__Task description__.
Filter these entries so that only lines with the word "auſſi" remain.

__Some records__.
┌──
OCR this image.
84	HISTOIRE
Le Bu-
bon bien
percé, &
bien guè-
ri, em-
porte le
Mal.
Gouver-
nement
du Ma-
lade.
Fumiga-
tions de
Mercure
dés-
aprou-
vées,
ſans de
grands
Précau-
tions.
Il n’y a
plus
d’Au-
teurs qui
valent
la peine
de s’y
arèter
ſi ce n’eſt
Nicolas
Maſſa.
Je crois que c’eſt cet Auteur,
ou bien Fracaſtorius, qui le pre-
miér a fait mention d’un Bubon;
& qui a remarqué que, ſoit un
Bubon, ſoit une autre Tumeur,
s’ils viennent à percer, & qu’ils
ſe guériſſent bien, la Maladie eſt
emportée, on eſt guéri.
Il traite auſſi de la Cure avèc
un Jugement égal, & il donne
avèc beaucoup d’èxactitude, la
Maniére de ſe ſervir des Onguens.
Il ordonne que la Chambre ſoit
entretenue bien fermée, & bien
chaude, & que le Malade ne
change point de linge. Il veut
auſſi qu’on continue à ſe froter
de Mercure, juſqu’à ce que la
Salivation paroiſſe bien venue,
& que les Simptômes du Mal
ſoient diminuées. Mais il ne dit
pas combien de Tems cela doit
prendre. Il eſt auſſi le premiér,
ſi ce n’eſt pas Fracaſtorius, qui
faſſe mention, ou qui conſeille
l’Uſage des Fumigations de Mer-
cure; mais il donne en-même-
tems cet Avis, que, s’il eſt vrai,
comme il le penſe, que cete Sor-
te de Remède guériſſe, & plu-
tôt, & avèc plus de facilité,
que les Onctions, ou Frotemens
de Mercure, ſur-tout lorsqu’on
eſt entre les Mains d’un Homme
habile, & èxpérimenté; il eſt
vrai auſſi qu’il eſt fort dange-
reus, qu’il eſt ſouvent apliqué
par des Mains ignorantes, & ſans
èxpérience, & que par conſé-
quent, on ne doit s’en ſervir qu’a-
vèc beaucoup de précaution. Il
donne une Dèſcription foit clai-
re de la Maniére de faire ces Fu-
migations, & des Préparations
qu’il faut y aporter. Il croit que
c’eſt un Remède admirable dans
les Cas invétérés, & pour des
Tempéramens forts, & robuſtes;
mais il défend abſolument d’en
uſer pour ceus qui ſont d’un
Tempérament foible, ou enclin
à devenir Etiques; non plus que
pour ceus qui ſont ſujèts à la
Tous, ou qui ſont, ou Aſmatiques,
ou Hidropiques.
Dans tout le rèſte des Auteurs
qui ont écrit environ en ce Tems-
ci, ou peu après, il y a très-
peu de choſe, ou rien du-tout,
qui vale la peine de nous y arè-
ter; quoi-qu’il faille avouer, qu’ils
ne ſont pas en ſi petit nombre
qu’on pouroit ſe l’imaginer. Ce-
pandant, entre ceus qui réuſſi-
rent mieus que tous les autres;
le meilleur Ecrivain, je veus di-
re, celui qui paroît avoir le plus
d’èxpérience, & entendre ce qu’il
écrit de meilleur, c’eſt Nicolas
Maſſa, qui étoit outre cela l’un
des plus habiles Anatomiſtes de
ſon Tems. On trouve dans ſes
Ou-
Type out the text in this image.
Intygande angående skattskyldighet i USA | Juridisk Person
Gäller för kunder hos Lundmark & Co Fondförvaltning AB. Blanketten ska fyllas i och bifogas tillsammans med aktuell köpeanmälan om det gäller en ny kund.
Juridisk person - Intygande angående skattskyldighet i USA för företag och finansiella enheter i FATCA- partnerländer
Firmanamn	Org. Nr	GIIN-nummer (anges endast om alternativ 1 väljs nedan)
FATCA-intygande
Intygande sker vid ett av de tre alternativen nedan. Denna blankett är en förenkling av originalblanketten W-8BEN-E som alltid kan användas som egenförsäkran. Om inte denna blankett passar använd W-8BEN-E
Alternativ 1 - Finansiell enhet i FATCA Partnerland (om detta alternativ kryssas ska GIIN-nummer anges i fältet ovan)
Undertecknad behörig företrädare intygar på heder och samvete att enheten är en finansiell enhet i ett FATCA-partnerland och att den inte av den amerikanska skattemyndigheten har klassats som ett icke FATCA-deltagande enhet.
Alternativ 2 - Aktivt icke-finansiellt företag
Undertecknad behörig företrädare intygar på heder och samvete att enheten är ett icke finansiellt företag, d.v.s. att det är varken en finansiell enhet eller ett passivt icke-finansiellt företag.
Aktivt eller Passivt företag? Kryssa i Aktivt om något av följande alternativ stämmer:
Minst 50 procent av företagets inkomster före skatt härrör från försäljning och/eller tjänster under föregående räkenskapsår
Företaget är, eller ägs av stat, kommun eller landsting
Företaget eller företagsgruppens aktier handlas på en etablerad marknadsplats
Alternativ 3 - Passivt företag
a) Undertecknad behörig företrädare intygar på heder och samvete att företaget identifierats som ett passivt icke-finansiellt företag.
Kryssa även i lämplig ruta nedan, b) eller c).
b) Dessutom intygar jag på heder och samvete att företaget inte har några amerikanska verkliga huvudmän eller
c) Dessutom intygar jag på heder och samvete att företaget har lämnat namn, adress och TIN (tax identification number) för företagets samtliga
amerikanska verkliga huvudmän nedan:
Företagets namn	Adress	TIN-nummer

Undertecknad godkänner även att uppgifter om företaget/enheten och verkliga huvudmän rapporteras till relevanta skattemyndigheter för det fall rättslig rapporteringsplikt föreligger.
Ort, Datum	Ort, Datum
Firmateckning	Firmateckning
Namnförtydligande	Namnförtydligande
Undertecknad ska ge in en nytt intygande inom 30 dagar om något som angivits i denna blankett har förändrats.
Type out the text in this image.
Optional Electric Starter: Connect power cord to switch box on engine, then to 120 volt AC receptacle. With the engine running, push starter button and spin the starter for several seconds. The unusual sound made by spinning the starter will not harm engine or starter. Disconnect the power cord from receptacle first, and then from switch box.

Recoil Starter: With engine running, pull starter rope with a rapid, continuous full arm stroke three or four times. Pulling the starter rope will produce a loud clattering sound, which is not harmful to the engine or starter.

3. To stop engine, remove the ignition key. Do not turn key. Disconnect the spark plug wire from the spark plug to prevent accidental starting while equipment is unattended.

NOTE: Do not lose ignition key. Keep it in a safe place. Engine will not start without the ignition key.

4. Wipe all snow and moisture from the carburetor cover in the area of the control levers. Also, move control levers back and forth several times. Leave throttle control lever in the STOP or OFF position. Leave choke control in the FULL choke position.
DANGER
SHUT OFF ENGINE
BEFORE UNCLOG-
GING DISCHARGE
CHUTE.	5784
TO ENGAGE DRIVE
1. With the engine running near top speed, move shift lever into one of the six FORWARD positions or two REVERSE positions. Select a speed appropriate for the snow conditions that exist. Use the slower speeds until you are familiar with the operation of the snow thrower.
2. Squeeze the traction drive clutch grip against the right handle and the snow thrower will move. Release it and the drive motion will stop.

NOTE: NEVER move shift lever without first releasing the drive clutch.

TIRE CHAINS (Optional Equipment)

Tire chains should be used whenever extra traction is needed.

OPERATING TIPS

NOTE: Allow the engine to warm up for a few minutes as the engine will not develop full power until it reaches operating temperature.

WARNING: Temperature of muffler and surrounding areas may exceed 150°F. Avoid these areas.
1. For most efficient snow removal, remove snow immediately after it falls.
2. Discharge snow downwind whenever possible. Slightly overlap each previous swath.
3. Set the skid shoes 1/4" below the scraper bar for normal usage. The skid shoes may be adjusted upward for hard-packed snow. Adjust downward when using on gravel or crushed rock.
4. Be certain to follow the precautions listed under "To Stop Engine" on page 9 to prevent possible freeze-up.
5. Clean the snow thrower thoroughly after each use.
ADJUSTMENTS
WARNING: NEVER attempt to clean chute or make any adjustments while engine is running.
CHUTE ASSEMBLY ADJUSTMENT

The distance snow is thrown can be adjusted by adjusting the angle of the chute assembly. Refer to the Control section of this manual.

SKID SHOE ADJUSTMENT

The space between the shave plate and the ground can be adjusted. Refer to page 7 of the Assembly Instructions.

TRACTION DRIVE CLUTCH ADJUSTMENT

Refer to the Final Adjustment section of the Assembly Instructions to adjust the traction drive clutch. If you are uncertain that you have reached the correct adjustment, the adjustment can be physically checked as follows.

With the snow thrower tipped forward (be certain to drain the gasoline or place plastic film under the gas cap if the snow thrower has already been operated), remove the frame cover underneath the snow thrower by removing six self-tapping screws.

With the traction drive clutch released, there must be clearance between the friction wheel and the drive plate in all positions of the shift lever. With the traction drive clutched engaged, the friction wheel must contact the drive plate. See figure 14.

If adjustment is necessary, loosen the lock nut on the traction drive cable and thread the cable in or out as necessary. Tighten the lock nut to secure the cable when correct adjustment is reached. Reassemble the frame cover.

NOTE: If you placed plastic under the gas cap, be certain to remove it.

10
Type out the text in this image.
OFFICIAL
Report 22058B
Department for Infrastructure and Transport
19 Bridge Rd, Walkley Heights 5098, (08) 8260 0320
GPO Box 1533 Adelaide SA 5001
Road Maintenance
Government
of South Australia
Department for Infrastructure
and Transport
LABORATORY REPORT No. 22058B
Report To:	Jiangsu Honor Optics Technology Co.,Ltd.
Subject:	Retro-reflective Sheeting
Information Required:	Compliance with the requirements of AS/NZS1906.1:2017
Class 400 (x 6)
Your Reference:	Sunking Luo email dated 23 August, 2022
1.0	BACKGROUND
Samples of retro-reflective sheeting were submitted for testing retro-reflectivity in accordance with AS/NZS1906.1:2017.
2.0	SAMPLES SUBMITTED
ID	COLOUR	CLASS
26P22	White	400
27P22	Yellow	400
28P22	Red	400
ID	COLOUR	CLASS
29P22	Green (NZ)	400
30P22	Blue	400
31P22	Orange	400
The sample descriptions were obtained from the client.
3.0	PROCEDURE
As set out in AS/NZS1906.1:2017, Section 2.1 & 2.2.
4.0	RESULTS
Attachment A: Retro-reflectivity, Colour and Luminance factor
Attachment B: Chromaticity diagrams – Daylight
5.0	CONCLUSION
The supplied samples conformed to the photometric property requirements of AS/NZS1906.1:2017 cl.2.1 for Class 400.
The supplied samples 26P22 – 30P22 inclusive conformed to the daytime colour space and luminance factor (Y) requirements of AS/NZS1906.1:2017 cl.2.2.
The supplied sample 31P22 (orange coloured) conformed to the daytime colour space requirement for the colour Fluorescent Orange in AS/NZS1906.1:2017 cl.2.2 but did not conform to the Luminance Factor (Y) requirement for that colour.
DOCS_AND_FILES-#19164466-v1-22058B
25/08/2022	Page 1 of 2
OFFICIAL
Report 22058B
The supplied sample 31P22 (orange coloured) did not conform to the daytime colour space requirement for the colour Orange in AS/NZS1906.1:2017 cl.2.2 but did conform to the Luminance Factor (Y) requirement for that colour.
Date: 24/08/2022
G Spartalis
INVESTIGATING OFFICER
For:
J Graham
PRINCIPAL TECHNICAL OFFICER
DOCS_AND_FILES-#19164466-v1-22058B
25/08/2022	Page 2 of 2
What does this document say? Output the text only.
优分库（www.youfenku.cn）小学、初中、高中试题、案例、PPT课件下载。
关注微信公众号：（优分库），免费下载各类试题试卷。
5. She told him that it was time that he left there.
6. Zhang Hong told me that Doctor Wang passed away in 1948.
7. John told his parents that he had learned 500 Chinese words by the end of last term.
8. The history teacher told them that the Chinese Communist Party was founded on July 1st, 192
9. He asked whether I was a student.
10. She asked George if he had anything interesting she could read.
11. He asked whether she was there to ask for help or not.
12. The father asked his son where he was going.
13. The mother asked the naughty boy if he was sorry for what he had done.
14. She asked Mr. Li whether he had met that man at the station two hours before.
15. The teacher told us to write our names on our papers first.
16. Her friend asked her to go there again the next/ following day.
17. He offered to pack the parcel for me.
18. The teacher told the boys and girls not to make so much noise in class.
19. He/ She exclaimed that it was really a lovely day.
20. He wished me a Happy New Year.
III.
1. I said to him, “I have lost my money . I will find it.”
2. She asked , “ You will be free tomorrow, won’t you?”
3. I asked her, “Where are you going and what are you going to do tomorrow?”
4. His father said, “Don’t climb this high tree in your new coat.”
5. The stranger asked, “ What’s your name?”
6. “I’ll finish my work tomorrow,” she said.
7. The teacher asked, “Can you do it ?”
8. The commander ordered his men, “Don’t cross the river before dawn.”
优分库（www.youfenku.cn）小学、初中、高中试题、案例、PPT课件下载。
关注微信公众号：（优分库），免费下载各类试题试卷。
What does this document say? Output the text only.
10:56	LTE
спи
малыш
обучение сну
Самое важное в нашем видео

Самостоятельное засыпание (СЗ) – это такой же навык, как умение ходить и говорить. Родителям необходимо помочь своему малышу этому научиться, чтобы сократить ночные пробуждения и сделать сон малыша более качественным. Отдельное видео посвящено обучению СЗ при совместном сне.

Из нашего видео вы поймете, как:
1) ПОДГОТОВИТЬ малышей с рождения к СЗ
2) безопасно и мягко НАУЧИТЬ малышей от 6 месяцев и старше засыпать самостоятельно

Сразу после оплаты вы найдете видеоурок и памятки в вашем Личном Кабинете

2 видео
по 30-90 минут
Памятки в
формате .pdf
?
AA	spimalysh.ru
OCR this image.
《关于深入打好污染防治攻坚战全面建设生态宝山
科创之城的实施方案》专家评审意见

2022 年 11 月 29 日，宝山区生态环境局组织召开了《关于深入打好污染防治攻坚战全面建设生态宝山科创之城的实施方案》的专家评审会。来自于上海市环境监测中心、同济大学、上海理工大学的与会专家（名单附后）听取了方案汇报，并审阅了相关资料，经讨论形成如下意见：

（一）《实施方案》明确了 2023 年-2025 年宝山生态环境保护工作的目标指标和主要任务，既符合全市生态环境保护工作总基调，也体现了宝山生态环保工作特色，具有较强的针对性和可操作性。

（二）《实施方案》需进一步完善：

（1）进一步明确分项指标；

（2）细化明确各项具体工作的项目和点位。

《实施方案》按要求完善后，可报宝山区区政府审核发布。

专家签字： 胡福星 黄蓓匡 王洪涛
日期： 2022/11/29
└──
__Output for this task__.
Il traite auſſi de la Cure avèc
auſſi qu’on continue à ſe froter
prendre. Il eſt auſſi le premiér,
vrai auſſi qu’il eſt fort dange-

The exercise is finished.